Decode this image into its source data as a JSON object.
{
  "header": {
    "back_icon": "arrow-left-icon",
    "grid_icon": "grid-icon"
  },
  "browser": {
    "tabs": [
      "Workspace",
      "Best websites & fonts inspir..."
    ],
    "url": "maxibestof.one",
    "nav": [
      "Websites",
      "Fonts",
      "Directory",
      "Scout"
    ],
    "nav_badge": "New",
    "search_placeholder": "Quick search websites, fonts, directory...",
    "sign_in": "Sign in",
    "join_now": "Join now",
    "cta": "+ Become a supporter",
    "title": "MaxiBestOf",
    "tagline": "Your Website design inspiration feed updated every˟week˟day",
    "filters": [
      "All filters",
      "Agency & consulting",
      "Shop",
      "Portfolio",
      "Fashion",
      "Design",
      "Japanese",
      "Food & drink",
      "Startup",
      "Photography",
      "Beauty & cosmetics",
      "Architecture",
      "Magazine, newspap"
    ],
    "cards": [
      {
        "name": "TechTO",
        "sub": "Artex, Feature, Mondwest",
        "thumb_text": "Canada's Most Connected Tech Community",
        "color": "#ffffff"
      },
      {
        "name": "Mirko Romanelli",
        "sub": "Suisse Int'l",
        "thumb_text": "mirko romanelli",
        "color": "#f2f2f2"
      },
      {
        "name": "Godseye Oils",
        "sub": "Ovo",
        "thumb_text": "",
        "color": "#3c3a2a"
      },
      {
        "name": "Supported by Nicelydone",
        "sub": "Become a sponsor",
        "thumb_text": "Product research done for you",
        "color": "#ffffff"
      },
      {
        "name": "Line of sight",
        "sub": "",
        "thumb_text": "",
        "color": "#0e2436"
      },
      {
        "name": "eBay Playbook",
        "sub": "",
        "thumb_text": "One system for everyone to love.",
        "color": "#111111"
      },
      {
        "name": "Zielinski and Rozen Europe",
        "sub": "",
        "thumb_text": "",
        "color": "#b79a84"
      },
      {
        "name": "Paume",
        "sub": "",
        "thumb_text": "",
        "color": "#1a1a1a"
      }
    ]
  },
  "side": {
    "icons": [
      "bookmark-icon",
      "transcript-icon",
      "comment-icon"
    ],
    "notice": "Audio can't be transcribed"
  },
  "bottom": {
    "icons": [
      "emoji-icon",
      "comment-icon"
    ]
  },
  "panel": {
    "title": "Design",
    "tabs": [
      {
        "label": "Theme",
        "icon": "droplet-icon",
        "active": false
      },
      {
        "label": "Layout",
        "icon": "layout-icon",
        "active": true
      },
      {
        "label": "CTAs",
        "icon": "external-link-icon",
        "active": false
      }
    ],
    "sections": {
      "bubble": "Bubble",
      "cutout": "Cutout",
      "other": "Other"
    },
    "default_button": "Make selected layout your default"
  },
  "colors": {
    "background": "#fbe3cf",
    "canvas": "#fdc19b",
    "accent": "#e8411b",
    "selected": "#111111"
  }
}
------------------------
- WRITTEN INSTRUCTION -
Every record above should be output exactly.

- THE OUTPUT -
Decode this image into its source data as a JSON object.
{
  "header": {
    "back_icon": "arrow-left-icon",
    "grid_icon": "grid-icon"
  },
  "browser": {
    "tabs": [
      "Workspace",
      "Best websites & fonts inspir..."
    ],
    "url": "maxibestof.one",
    "nav": [
      "Websites",
      "Fonts",
      "Directory",
      "Scout"
    ],
    "nav_badge": "New",
    "search_placeholder": "Quick search websites, fonts, directory...",
    "sign_in": "Sign in",
    "join_now": "Join now",
    "cta": "+ Become a supporter",
    "title": "MaxiBestOf",
    "tagline": "Your Website design inspiration feed updated every˟week˟day",
    "filters": [
      "All filters",
      "Agency & consulting",
      "Shop",
      "Portfolio",
      "Fashion",
      "Design",
      "Japanese",
      "Food & drink",
      "Startup",
      "Photography",
      "Beauty & cosmetics",
      "Architecture",
      "Magazine, newspap"
    ],
    "cards": [
      {
        "name": "TechTO",
        "sub": "Artex, Feature, Mondwest",
        "thumb_text": "Canada's Most Connected Tech Community",
        "color": "#ffffff"
      },
      {
        "name": "Mirko Romanelli",
        "sub": "Suisse Int'l",
        "thumb_text": "mirko romanelli",
        "color": "#f2f2f2"
      },
      {
        "name": "Godseye Oils",
        "sub": "Ovo",
        "thumb_text": "",
        "color": "#3c3a2a"
      },
      {
        "name": "Supported by Nicelydone",
        "sub": "Become a sponsor",
        "thumb_text": "Product research done for you",
        "color": "#ffffff"
      },
      {
        "name": "Line of sight",
        "sub": "",
        "thumb_text": "",
        "color": "#0e2436"
      },
      {
        "name": "eBay Playbook",
        "sub": "",
        "thumb_text": "One system for everyone to love.",
        "color": "#111111"
      },
      {
        "name": "Zielinski and Rozen Europe",
        "sub": "",
        "thumb_text": "",
        "color": "#b79a84"
      },
      {
        "name": "Paume",
        "sub": "",
        "thumb_text": "",
        "color": "#1a1a1a"
      }
    ]
  },
  "side": {
    "icons": [
      "bookmark-icon",
      "transcript-icon",
      "comment-icon"
    ],
    "notice": "Audio can't be transcribed"
  },
  "bottom": {
    "icons": [
      "emoji-icon",
      "comment-icon"
    ]
  },
  "panel": {
    "title": "Design",
    "tabs": [
      {
        "label": "Theme",
        "icon": "droplet-icon",
        "active": false
      },
      {
        "label": "Layout",
        "icon": "layout-icon",
        "active": true
      },
      {
        "label": "CTAs",
        "icon": "external-link-icon",
        "active": false
      }
    ],
    "sections": {
      "bubble": "Bubble",
      "cutout": "Cutout",
      "other": "Other"
    },
    "default_button": "Make selected layout your default"
  },
  "colors": {
    "background": "#fbe3cf",
    "canvas": "#fdc19b",
    "accent": "#e8411b",
    "selected": "#111111"
  }
}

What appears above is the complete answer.